[Dataset rows]
— start —

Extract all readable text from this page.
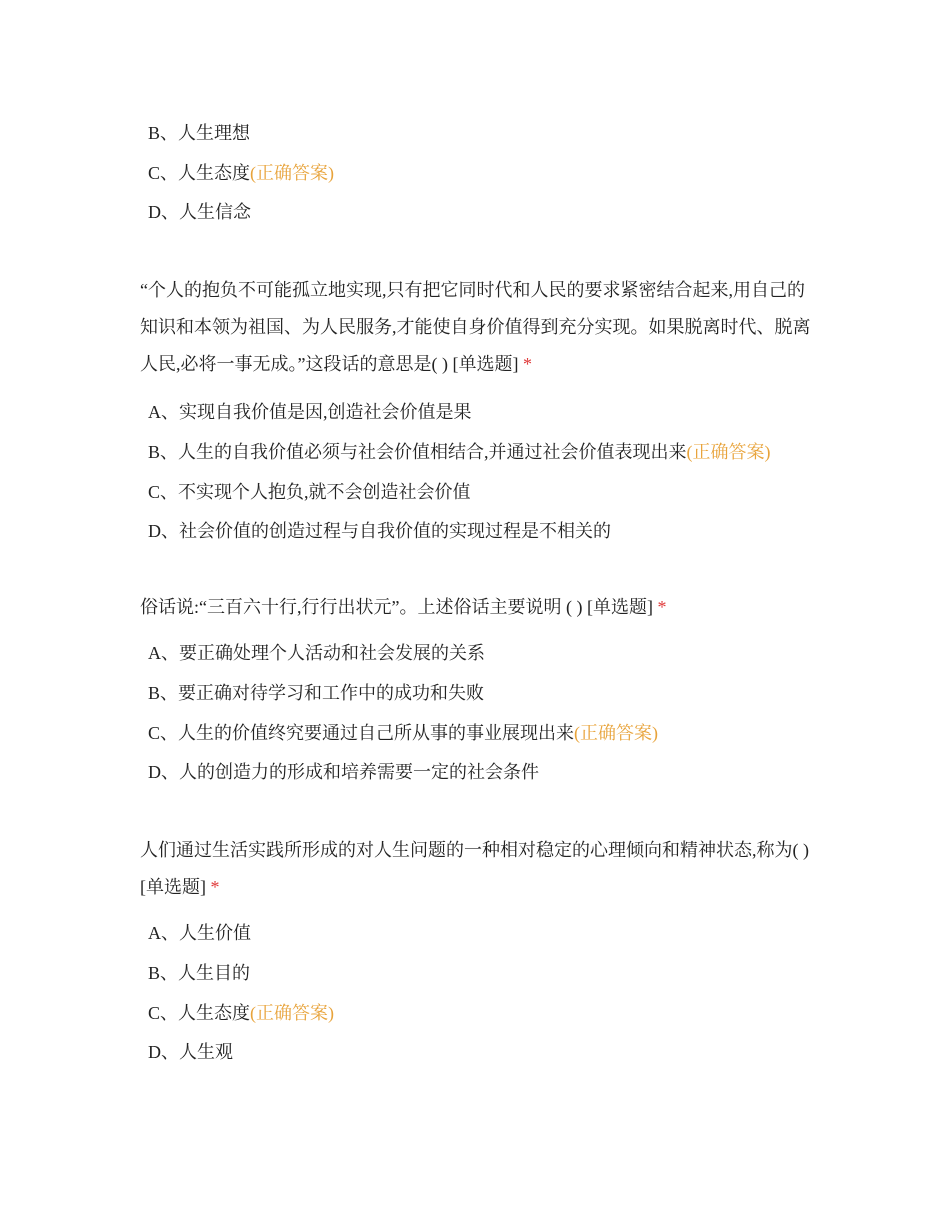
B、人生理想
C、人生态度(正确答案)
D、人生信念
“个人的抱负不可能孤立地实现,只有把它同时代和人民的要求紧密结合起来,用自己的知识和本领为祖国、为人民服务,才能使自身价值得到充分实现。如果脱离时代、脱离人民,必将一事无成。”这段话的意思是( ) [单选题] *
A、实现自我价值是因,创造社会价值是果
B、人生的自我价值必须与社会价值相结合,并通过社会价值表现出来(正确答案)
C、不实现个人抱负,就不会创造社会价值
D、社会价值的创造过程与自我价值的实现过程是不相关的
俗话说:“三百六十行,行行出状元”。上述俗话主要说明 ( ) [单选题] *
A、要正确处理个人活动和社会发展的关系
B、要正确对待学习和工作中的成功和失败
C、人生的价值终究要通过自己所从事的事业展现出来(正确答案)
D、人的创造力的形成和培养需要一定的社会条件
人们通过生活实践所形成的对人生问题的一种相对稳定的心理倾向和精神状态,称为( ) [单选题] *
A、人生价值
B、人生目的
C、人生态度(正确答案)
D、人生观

— end —
— start —

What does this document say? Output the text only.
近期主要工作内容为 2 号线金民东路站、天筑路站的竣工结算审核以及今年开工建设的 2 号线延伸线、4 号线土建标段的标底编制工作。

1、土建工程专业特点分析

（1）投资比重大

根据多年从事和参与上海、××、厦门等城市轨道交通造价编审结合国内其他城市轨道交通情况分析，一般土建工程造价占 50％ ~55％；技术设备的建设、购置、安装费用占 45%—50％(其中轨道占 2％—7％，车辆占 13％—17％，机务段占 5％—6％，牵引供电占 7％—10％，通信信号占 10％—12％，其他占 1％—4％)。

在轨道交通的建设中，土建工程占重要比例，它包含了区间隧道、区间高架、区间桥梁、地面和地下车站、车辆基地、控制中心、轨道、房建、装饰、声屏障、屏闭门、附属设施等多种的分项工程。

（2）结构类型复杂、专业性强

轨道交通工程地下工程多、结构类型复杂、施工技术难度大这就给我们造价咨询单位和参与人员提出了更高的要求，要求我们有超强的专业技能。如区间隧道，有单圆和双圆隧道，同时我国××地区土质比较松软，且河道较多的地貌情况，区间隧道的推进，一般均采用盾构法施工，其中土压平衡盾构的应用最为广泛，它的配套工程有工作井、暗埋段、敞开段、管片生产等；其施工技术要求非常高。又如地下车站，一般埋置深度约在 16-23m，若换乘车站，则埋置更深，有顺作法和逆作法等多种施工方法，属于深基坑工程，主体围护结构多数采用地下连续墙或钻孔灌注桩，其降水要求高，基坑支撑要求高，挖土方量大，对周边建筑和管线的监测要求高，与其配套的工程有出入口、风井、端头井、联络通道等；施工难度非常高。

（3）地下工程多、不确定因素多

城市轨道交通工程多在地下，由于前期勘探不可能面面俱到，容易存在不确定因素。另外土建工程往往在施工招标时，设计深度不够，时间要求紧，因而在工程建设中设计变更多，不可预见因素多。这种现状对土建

— end —

**What you are asked to do**
Lines containing the word "text" must all be returned from the material above.

**Solution to this task**
Extract all readable text from this page.
What does this document say? Output the text only.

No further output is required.